= MATERIAL FOR THIS TASK =
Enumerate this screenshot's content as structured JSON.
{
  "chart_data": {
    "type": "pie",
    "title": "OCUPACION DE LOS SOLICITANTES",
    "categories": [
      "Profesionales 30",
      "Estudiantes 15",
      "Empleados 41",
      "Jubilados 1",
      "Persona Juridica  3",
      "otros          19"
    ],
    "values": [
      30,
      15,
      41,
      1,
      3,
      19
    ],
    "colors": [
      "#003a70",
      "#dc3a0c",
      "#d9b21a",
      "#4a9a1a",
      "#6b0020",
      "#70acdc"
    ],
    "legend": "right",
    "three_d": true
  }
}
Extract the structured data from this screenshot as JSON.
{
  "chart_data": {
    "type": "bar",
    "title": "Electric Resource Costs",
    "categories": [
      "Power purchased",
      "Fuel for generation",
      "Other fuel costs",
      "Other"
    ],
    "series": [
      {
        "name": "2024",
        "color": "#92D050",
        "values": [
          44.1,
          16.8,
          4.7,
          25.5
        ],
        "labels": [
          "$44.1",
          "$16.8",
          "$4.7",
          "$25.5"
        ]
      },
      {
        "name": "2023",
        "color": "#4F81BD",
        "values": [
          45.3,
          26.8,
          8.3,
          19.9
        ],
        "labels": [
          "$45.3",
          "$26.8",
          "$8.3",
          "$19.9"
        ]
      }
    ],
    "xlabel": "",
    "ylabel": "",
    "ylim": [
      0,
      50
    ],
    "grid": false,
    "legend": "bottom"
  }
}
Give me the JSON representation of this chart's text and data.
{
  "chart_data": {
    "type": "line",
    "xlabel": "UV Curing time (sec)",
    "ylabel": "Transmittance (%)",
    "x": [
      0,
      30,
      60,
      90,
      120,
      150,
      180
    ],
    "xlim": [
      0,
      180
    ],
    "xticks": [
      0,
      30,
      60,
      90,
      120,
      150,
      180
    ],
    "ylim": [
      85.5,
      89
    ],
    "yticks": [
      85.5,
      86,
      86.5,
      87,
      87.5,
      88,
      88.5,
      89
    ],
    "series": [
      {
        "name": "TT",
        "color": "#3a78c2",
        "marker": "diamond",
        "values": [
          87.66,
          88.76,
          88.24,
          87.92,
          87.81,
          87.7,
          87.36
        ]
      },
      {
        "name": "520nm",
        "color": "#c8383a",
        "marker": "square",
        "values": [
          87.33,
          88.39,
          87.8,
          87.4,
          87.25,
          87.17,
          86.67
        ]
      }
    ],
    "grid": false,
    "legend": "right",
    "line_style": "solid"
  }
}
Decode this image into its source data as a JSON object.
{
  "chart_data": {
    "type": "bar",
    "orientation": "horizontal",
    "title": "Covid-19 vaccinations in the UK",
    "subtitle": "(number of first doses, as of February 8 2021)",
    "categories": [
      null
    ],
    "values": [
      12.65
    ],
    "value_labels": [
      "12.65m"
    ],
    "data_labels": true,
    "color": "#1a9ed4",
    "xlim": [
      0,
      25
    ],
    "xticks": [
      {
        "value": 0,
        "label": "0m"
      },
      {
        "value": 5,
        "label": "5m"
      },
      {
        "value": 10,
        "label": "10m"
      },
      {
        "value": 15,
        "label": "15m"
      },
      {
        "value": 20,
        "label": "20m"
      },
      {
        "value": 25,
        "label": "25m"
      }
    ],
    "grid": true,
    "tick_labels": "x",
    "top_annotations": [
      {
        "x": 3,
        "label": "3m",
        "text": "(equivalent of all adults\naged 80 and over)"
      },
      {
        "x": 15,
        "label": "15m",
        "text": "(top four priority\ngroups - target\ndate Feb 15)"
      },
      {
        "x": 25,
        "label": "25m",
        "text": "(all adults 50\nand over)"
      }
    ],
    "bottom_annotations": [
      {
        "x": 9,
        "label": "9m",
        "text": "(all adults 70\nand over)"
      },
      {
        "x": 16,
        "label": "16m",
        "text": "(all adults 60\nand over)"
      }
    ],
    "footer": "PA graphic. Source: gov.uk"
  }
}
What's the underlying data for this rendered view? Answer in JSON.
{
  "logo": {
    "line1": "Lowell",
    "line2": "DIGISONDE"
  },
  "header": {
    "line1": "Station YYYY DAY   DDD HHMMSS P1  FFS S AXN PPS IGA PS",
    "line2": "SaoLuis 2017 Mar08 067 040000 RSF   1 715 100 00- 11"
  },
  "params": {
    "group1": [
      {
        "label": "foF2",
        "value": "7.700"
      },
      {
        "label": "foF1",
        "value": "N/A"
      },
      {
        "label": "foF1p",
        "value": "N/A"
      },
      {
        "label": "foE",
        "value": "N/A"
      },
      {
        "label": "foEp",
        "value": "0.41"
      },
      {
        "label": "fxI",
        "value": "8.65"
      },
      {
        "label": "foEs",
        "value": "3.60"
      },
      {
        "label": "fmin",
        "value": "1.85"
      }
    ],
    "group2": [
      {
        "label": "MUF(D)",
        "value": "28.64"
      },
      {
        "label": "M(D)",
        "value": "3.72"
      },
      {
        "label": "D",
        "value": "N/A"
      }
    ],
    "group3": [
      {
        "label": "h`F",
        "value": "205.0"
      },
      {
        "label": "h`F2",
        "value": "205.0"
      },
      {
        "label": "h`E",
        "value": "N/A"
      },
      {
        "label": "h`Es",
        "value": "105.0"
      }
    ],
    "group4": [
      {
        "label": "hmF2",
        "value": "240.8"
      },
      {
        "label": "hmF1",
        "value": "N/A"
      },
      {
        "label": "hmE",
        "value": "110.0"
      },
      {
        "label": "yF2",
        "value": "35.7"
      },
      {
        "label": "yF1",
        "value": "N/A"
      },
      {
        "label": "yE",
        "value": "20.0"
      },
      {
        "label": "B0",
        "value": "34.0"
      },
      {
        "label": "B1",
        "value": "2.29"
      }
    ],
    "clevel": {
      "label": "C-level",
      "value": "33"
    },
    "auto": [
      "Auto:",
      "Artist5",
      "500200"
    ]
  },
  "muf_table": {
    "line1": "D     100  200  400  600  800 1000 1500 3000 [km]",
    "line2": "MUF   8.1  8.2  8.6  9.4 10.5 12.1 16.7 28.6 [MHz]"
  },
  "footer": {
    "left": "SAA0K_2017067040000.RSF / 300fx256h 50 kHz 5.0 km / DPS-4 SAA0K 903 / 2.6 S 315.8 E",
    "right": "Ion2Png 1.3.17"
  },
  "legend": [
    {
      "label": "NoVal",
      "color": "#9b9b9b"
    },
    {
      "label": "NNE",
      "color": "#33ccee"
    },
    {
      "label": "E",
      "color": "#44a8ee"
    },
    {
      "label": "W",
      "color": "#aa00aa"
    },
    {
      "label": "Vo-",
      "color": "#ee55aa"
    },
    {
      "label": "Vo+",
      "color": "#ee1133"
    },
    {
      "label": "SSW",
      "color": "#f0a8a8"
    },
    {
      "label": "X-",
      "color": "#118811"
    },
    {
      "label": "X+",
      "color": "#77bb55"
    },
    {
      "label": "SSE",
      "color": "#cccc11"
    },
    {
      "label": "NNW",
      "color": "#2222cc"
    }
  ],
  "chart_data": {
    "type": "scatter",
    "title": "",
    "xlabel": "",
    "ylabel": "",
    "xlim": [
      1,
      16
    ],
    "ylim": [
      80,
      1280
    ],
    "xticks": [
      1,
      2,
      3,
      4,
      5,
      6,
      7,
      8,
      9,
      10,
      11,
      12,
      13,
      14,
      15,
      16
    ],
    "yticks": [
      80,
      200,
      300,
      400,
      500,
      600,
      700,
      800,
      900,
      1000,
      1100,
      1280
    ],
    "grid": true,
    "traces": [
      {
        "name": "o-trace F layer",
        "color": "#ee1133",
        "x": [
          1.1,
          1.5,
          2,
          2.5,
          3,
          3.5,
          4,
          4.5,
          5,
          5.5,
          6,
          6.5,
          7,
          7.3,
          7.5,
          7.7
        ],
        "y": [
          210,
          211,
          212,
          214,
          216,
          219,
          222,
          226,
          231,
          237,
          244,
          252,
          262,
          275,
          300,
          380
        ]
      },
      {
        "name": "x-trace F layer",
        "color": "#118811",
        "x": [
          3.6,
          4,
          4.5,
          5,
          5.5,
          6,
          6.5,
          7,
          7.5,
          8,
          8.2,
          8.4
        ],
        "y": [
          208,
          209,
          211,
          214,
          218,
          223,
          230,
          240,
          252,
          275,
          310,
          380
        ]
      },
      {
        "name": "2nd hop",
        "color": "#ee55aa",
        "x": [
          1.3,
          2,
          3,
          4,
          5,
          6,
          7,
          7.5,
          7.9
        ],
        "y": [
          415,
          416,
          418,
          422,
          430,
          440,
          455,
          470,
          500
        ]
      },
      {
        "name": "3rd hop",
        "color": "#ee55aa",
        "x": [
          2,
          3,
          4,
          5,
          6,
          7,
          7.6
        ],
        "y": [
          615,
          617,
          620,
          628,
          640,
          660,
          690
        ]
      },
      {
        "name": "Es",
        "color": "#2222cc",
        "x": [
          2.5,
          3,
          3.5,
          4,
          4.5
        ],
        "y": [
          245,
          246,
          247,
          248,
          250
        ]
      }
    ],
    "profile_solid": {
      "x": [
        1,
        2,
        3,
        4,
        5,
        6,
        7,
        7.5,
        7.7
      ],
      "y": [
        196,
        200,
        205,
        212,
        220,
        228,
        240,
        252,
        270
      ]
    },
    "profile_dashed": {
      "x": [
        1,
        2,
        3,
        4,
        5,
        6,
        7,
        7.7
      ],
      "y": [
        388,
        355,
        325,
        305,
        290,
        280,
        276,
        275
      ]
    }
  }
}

= WHAT TO PRODUCE =
Using the entries above, return each line in which the word "structured" occurs.

= FULL SOLUTION =
Enumerate this screenshot's content as structured JSON.
Extract the structured data from this screenshot as JSON.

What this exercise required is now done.